Tell how many lines contain the word "subtitle". Reply with the number only.

> **Excerpted data**

══════════════════════════════

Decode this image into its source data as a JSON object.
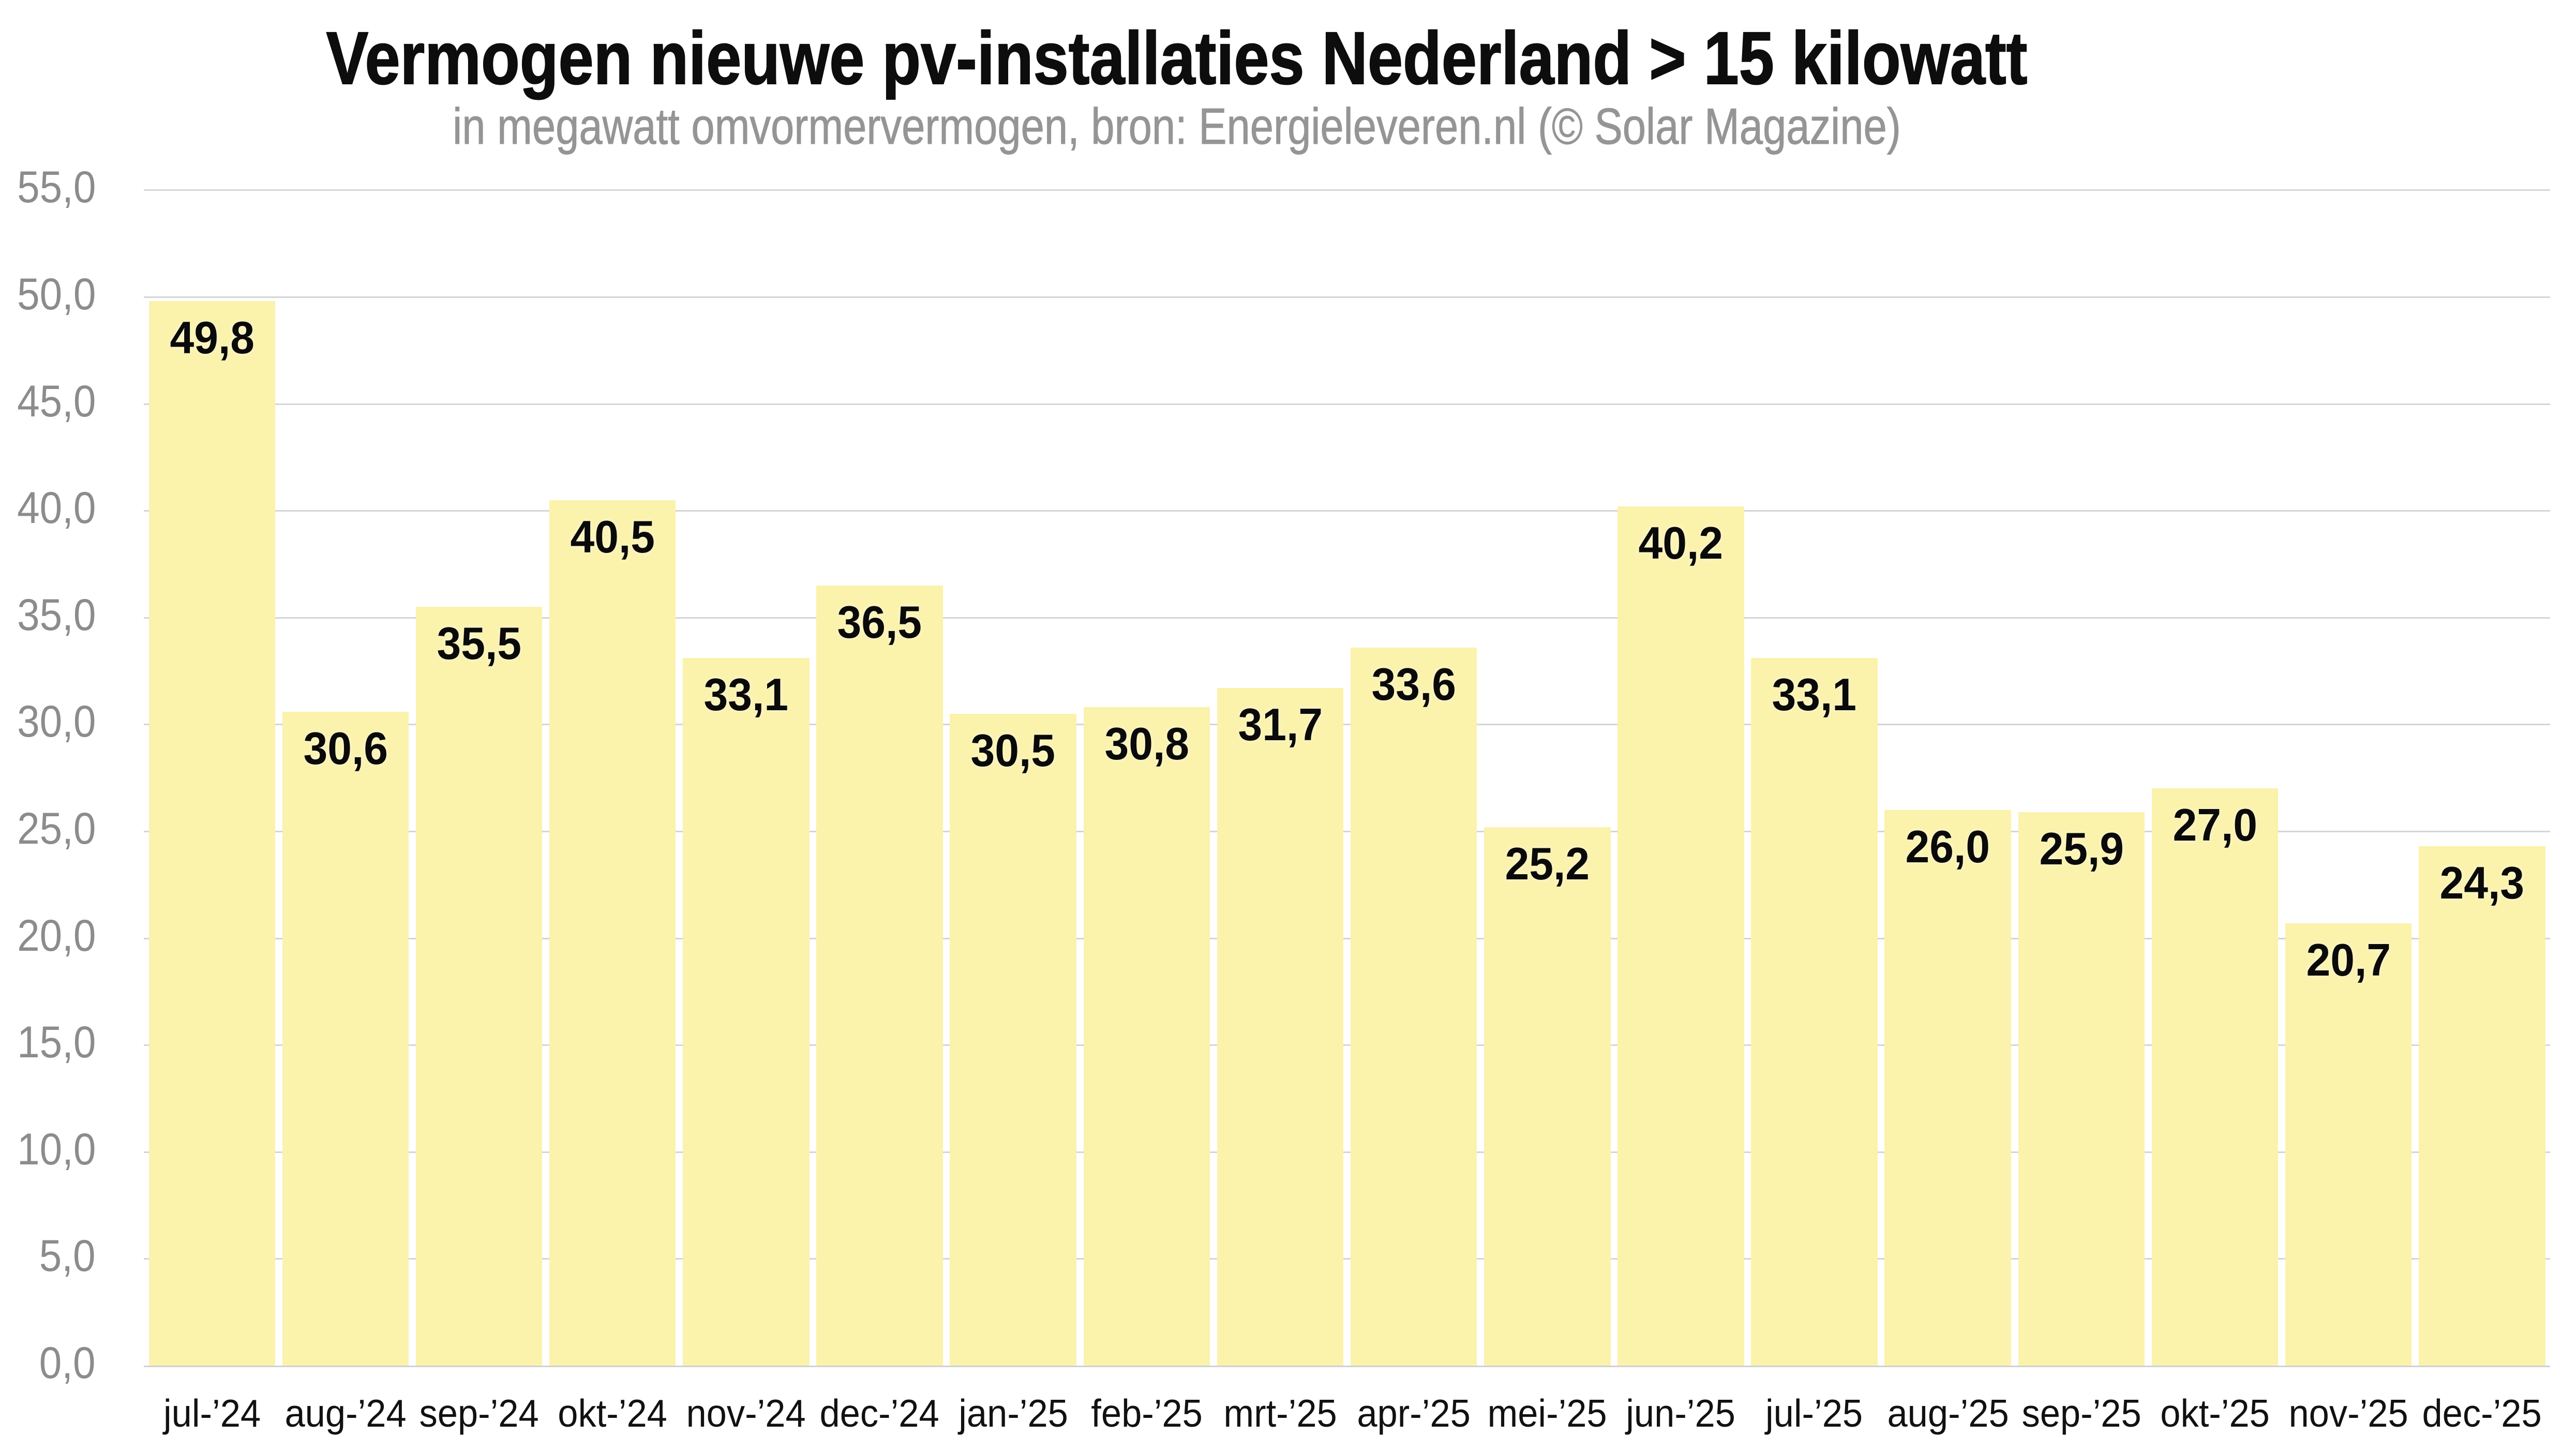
{
  "chart_data": {
    "type": "bar",
    "title": "Vermogen nieuwe pv-installaties Nederland > 15 kilowatt",
    "subtitle": "in megawatt omvormervermogen, bron: Energieleveren.nl (© Solar Magazine)",
    "categories": [
      "jul-’24",
      "aug-’24",
      "sep-’24",
      "okt-’24",
      "nov-’24",
      "dec-’24",
      "jan-’25",
      "feb-’25",
      "mrt-’25",
      "apr-’25",
      "mei-’25",
      "jun-’25",
      "jul-’25",
      "aug-’25",
      "sep-’25",
      "okt-’25",
      "nov-’25",
      "dec-’25"
    ],
    "values": [
      49.8,
      30.6,
      35.5,
      40.5,
      33.1,
      36.5,
      30.5,
      30.8,
      31.7,
      33.6,
      25.2,
      40.2,
      33.1,
      26.0,
      25.9,
      27.0,
      20.7,
      24.3
    ],
    "value_labels": [
      "49,8",
      "30,6",
      "35,5",
      "40,5",
      "33,1",
      "36,5",
      "30,5",
      "30,8",
      "31,7",
      "33,6",
      "25,2",
      "40,2",
      "33,1",
      "26,0",
      "25,9",
      "27,0",
      "20,7",
      "24,3"
    ],
    "y_axis": {
      "ticks": [
        {
          "value": 0,
          "label": "0,0"
        },
        {
          "value": 5,
          "label": "5,0"
        },
        {
          "value": 10,
          "label": "10,0"
        },
        {
          "value": 15,
          "label": "15,0"
        },
        {
          "value": 20,
          "label": "20,0"
        },
        {
          "value": 25,
          "label": "25,0"
        },
        {
          "value": 30,
          "label": "30,0"
        },
        {
          "value": 35,
          "label": "35,0"
        },
        {
          "value": 40,
          "label": "40,0"
        },
        {
          "value": 45,
          "label": "45,0"
        },
        {
          "value": 50,
          "label": "50,0"
        },
        {
          "value": 55,
          "label": "55,0"
        }
      ],
      "range": [
        0,
        55
      ]
    },
    "xlabel": "",
    "ylabel": "",
    "grid": "horizontal",
    "legend": "none",
    "colors": {
      "bar": "#FBF2AB",
      "gridline": "#D3D5D6",
      "axis_line": "#CFD1D2",
      "title": "#0D0D0D",
      "subtitle": "#959595",
      "y_tick": "#8C8C8C",
      "x_tick": "#111111",
      "value_label": "#0A0A0A",
      "background": "#FFFFFF"
    }
  }
}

══════════════════════════════

> **Exercise solution**
2